(Dataset entries on figures)
══════

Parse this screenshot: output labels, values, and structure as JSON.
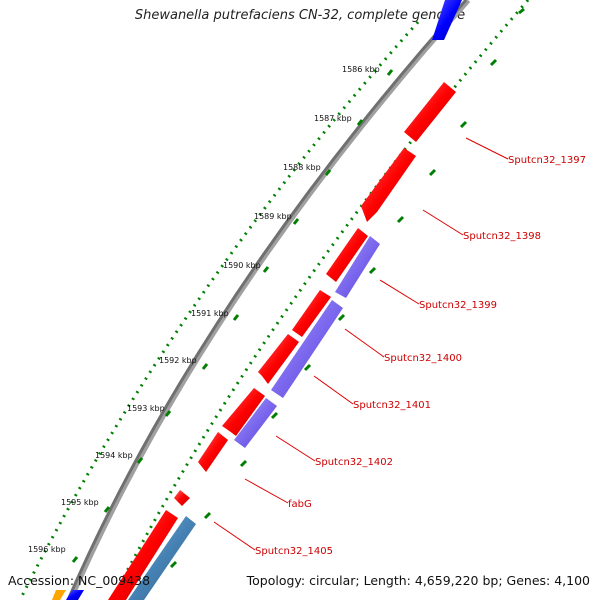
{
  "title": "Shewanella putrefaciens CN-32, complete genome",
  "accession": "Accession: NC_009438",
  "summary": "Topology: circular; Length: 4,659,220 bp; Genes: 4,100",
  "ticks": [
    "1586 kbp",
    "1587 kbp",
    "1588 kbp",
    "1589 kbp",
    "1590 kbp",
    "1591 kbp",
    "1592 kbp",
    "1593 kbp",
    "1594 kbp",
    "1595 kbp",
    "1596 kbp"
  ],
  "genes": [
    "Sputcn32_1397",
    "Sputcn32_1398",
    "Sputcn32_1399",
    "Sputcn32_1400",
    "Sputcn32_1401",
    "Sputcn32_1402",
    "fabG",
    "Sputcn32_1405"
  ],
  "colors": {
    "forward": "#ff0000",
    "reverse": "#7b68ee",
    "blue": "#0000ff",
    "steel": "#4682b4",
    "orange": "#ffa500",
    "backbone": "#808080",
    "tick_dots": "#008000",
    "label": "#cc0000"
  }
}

══════

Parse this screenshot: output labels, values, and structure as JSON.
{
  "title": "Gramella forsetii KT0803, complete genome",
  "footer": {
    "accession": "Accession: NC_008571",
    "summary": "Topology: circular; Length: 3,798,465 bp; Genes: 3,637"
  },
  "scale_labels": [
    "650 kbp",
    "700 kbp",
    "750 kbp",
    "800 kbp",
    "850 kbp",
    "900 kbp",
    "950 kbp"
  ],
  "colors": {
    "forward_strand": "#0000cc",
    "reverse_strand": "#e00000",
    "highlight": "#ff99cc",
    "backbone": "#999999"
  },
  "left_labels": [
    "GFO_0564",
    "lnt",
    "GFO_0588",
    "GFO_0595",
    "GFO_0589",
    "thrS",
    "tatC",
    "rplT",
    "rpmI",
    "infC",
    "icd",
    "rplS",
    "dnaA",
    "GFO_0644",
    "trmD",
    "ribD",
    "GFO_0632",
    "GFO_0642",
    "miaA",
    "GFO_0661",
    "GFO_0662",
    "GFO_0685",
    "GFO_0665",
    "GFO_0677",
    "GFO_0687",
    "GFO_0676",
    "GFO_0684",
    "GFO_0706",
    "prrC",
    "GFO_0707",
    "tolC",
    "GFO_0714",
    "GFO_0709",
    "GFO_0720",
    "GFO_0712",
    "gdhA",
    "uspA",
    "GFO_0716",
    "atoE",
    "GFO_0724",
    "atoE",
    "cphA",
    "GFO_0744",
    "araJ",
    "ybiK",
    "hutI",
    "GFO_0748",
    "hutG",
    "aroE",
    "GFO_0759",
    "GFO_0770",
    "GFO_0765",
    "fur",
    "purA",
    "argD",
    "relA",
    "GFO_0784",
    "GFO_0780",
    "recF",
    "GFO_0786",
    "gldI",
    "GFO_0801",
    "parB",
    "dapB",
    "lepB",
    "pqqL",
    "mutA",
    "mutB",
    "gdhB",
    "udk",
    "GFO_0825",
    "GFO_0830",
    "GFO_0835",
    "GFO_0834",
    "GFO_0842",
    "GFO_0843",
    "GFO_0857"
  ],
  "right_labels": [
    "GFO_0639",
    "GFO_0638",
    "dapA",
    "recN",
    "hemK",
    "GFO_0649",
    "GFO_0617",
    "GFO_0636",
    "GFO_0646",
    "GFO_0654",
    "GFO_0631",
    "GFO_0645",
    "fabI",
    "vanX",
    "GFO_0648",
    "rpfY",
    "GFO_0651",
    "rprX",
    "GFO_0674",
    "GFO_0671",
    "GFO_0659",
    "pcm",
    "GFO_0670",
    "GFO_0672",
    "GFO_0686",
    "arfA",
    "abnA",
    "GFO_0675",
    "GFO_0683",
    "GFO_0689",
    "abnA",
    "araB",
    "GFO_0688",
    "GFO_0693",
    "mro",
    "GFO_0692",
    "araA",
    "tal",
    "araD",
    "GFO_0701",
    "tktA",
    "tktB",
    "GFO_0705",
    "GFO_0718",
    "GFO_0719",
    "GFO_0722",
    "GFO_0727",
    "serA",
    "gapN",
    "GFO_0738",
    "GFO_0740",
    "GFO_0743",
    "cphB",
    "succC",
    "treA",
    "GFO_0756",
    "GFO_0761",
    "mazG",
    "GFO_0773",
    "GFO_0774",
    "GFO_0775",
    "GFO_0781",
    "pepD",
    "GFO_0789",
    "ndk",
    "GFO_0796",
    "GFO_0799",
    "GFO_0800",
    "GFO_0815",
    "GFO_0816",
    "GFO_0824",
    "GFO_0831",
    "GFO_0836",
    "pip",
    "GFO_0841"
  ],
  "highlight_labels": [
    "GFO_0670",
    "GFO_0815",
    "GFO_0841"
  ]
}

══════

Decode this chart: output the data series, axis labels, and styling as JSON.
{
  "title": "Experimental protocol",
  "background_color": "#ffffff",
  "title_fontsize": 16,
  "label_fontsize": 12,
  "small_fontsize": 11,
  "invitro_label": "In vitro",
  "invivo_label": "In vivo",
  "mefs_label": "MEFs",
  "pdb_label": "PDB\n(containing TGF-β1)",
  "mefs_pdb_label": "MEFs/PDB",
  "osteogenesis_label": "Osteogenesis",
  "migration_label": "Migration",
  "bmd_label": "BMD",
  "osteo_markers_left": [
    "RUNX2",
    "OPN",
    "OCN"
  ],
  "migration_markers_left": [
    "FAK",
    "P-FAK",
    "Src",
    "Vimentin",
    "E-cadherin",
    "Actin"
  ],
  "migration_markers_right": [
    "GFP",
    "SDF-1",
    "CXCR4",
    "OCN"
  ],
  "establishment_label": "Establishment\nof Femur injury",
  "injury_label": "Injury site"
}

══════

The task
Read through the data and copy every line where "Topology" shows up.

Your response
  "summary": "Topology: circular; Length: 4,659,220 bp; Genes: 4,100",
    "summary": "Topology: circular; Length: 3,798,465 bp; Genes: 3,637"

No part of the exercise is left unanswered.